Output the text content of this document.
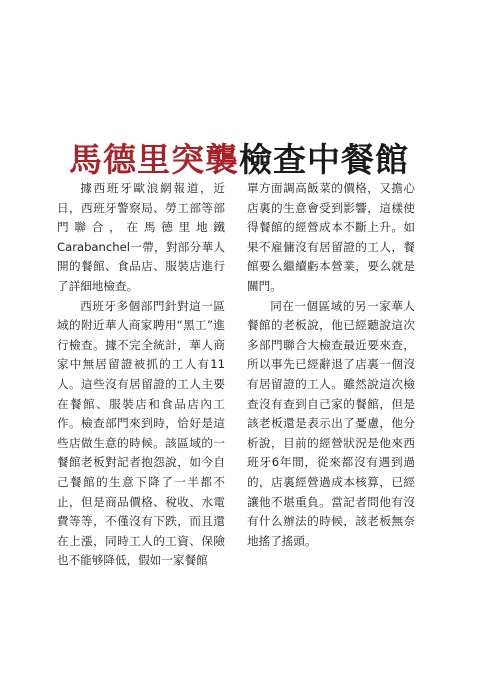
馬德里突襲檢查中餐館

據西班牙歐浪網報道，近日，西班牙警察局、勞工部等部門聯合，在馬德里地鐵Carabanchel一帶，對部分華人開的餐館、食品店、服裝店進行了詳細地檢查。

西班牙多個部門針對這一區域的附近華人商家聘用“黑工”進行檢查。據不完全統計，華人商家中無居留證被抓的工人有11人。這些沒有居留證的工人主要在餐館、服裝店和食品店內工作。檢查部門來到時，恰好是這些店做生意的時候。該區域的一餐館老板對記者抱怨說，如今自己餐館的生意下降了一半都不止，但是商品價格、稅收、水電費等等，不僅沒有下跌，而且還在上漲，同時工人的工資、保險也不能够降低，假如一家餐館

單方面調高飯菜的價格，又擔心店裏的生意會受到影響，這樣使得餐館的經營成本不斷上升。如果不雇傭沒有居留證的工人，餐館要么繼續虧本營業，要么就是關門。

同在一個區域的另一家華人餐館的老板說，他已經聽說這次多部門聯合大檢查最近要來查，所以事先已經辭退了店裏一個沒有居留證的工人。雖然說這次檢查沒有查到自己家的餐館，但是該老板還是表示出了憂慮，他分析說，目前的經營狀況是他來西班牙6年間，從來都沒有遇到過的，店裏經營過成本核算，已經讓他不堪重負。當記者問他有沒有什么辦法的時候，該老板無奈地搖了搖頭。
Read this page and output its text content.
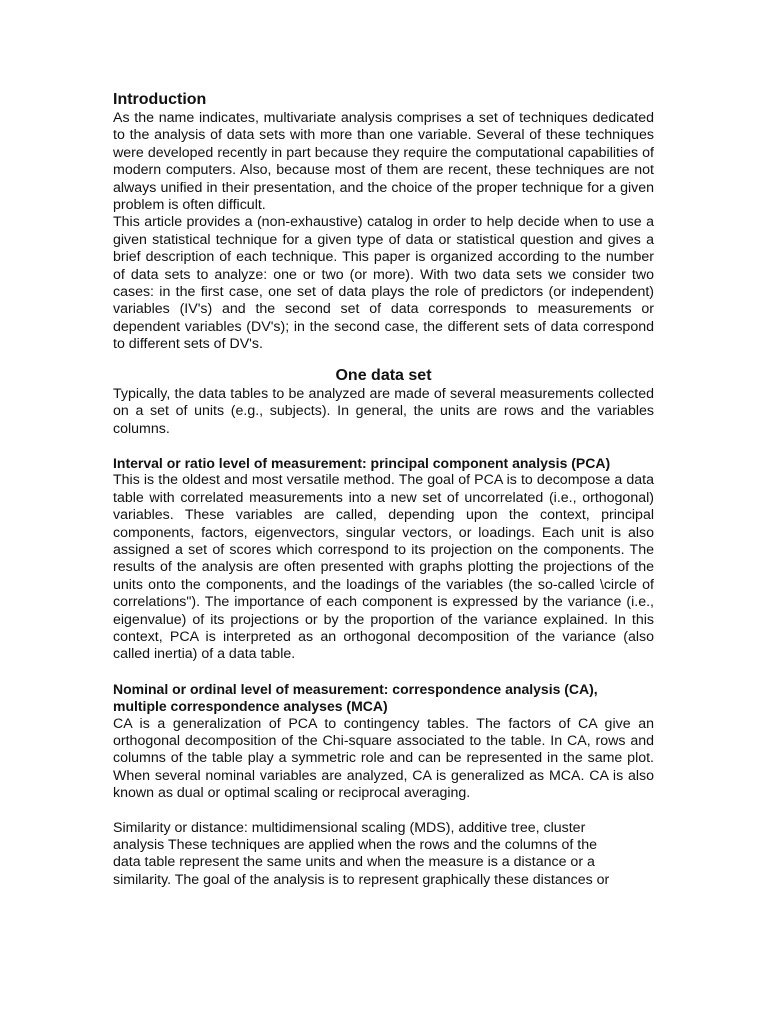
Introduction

As the name indicates, multivariate analysis comprises a set of techniques dedicated to the analysis of data sets with more than one variable. Several of these techniques were developed recently in part because they require the computational capabilities of modern computers. Also, because most of them are recent, these techniques are not always unified in their presentation, and the choice of the proper technique for a given problem is often difficult.

This article provides a (non-exhaustive) catalog in order to help decide when to use a given statistical technique for a given type of data or statistical question and gives a brief description of each technique. This paper is organized according to the number of data sets to analyze: one or two (or more). With two data sets we consider two cases: in the first case, one set of data plays the role of predictors (or independent) variables (IV's) and the second set of data corresponds to measurements or dependent variables (DV's); in the second case, the different sets of data correspond to different sets of DV's.

One data set

Typically, the data tables to be analyzed are made of several measurements collected on a set of units (e.g., subjects). In general, the units are rows and the variables columns.

Interval or ratio level of measurement: principal component analysis (PCA)

This is the oldest and most versatile method. The goal of PCA is to decompose a data table with correlated measurements into a new set of uncorrelated (i.e., orthogonal) variables. These variables are called, depending upon the context, principal components, factors, eigenvectors, singular vectors, or loadings. Each unit is also assigned a set of scores which correspond to its projection on the components. The results of the analysis are often presented with graphs plotting the projections of the units onto the components, and the loadings of the variables (the so-called \circle of correlations"). The importance of each component is expressed by the variance (i.e., eigenvalue) of its projections or by the proportion of the variance explained. In this context, PCA is interpreted as an orthogonal decomposition of the variance (also called inertia) of a data table.

Nominal or ordinal level of measurement: correspondence analysis (CA),
multiple correspondence analyses (MCA)

CA is a generalization of PCA to contingency tables. The factors of CA give an orthogonal decomposition of the Chi-square associated to the table. In CA, rows and columns of the table play a symmetric role and can be represented in the same plot. When several nominal variables are analyzed, CA is generalized as MCA. CA is also known as dual or optimal scaling or reciprocal averaging.

Similarity or distance: multidimensional scaling (MDS), additive tree, cluster

analysis These techniques are applied when the rows and the columns of the

data table represent the same units and when the measure is a distance or a

similarity. The goal of the analysis is to represent graphically these distances or
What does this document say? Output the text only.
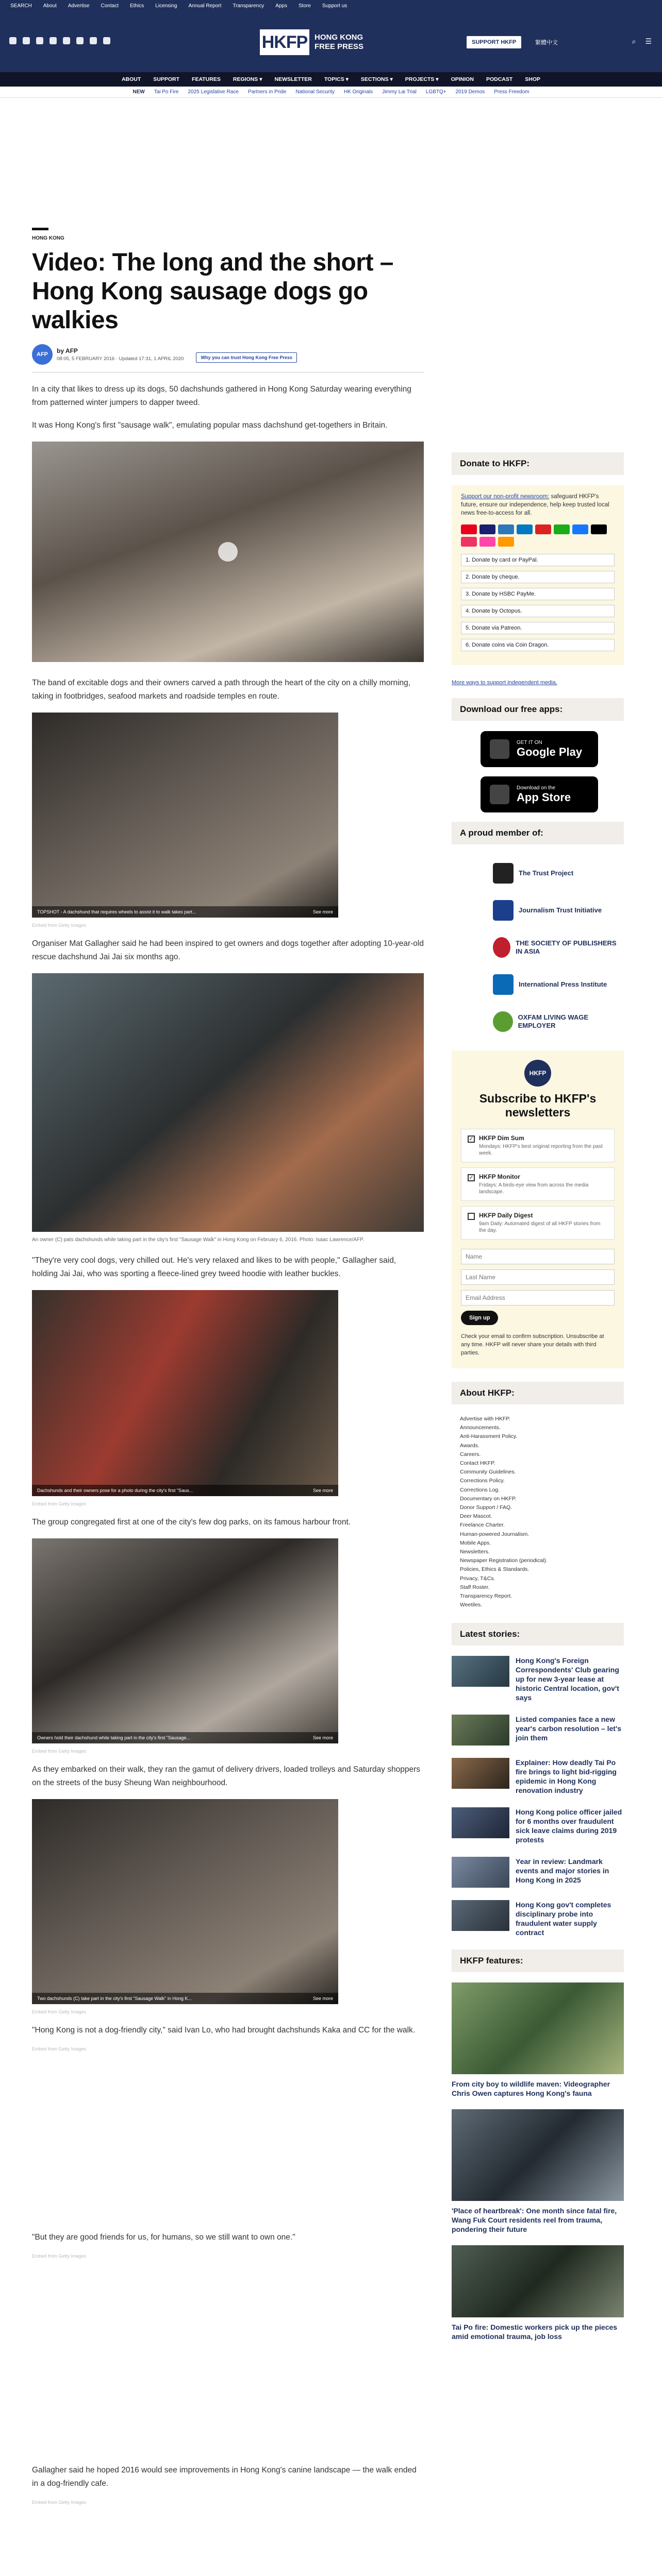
SEARCH About Advertise Contact Ethics Licensing Annual Report Transparency Apps Store Support us
HKFP HONG KONG
FREE PRESS	SUPPORT HKFP	繁體中文	⌕ ☰
ABOUT SUPPORT FEATURES REGIONS ▾ NEWSLETTER TOPICS ▾ SECTIONS ▾ PROJECTS ▾ OPINION PODCAST SHOP
NEW Tai Po Fire 2025 Legislative Race Partners in Pride National Security HK Originals Jimmy Lai Trial LGBTQ+ 2019 Demos Press Freedom
HONG KONG
Video: The long and the short – Hong Kong sausage dogs go walkies
AFP	by AFP
08:05, 5 FEBRUARY 2016 · Updated 17:31, 1 APRIL 2020	Why you can trust Hong Kong Free Press

In a city that likes to dress up its dogs, 50 dachshunds gathered in Hong Kong Saturday wearing everything from patterned winter jumpers to dapper tweed.

It was Hong Kong's first "sausage walk", emulating popular mass dachshund get-togethers in Britain.

The band of excitable dogs and their owners carved a path through the heart of the city on a chilly morning, taking in footbridges, seafood markets and roadside temples en route.

TOPSHOT - A dachshund that requires wheels to assist it to walk takes part...	See more
Embed from Getty Images

Organiser Mat Gallagher said he had been inspired to get owners and dogs together after adopting 10-year-old rescue dachshund Jai Jai six months ago.

An owner (C) pats dachshunds while taking part in the city's first "Sausage Walk" in Hong Kong on February 6, 2016. Photo: Isaac Lawrence/AFP.

"They're very cool dogs, very chilled out. He's very relaxed and likes to be with people," Gallagher said, holding Jai Jai, who was sporting a fleece-lined grey tweed hoodie with leather buckles.

Dachshunds and their owners pose for a photo during the city's first "Saus...	See more
Embed from Getty Images

The group congregated first at one of the city's few dog parks, on its famous harbour front.

Owners hold their dachshund while taking part in the city's first "Sausage...	See more
Embed from Getty Images

As they embarked on their walk, they ran the gamut of delivery drivers, loaded trolleys and Saturday shoppers on the streets of the busy Sheung Wan neighbourhood.

Two dachshunds (C) take part in the city's first "Sausage Walk" in Hong K...	See more
Embed from Getty Images

"Hong Kong is not a dog-friendly city," said Ivan Lo, who had brought dachshunds Kaka and CC for the walk.

Embed from Getty Images

"But they are good friends for us, for humans, so we still want to own one."

Embed from Getty Images

Gallagher said he hoped 2016 would see improvements in Hong Kong's canine landscape — the walk ended in a dog-friendly cafe.

Embed from Getty Images

Donate to HKFP:
Support our non-profit newsroom: safeguard HKFP's future, ensure our independence, help keep trusted local news free-to-access for all.
1. Donate by card or PayPal.
2. Donate by cheque.
3. Donate by HSBC PayMe.
4. Donate by Octopus.
5. Donate via Patreon.
6. Donate coins via Coin Dragon.
More ways to support independent media.
Download our free apps:
GET IT ON
Google Play
Download on the
App Store
A proud member of:
The Trust Project
Journalism Trust Initiative
THE SOCIETY OF PUBLISHERS IN ASIA
International Press Institute
OXFAM LIVING WAGE EMPLOYER
HKFP
Subscribe to HKFP's newsletters
✓ HKFP Dim Sum
Mondays: HKFP's best original reporting from the past week.
✓ HKFP Monitor
Fridays: A birds-eye view from across the media landscape.
HKFP Daily Digest
9am Daily: Automated digest of all HKFP stories from the day.
Name Last Name Email Address Sign up
Check your email to confirm subscription. Unsubscribe at any time. HKFP will never share your details with third parties.
About HKFP:
Advertise with HKFP.
Announcements.
Anti-Harassment Policy.
Awards.
Careers.
Contact HKFP.
Community Guidelines.
Corrections Policy.
Corrections Log.
Documentary on HKFP.
Donor Support / FAQ.
Deer Mascot.
Freelance Charter.
Human-powered Journalism.
Mobile Apps.
Newsletters.
Newspaper Registration (periodical).
Policies, Ethics & Standards.
Privacy, T&Cs.
Staff Roster.
Transparency Report.
Weetiles.
Latest stories:
Hong Kong's Foreign Correspondents' Club gearing up for new 3-year lease at historic Central location, gov't says
Listed companies face a new year's carbon resolution – let's join them
Explainer: How deadly Tai Po fire brings to light bid-rigging epidemic in Hong Kong renovation industry
Hong Kong police officer jailed for 6 months over fraudulent sick leave claims during 2019 protests
Year in review: Landmark events and major stories in Hong Kong in 2025
Hong Kong gov't completes disciplinary probe into fraudulent water supply contract
HKFP features:
From city boy to wildlife maven: Videographer Chris Owen captures Hong Kong's fauna
'Place of heartbreak': One month since fatal fire, Wang Fuk Court residents reel from trauma, pondering their future
Tai Po fire: Domestic workers pick up the pieces amid emotional trauma, job loss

----

> _WRITTEN TASK_: Copy all lines from the material that include "them".

> _THE OUTPUT_:
As the name indicates, multivariate analysis comprises a set of techniques dedicated to the analysis of data sets with more than one variable. Several of these techniques were developed recently in part because they require the computational capabilities of modern computers. Also, because most of them are recent, these techniques are not always unified in their presentation, and the choice of the proper technique for a given problem is often difficult.
Listed companies face a new year's carbon resolution – let's join them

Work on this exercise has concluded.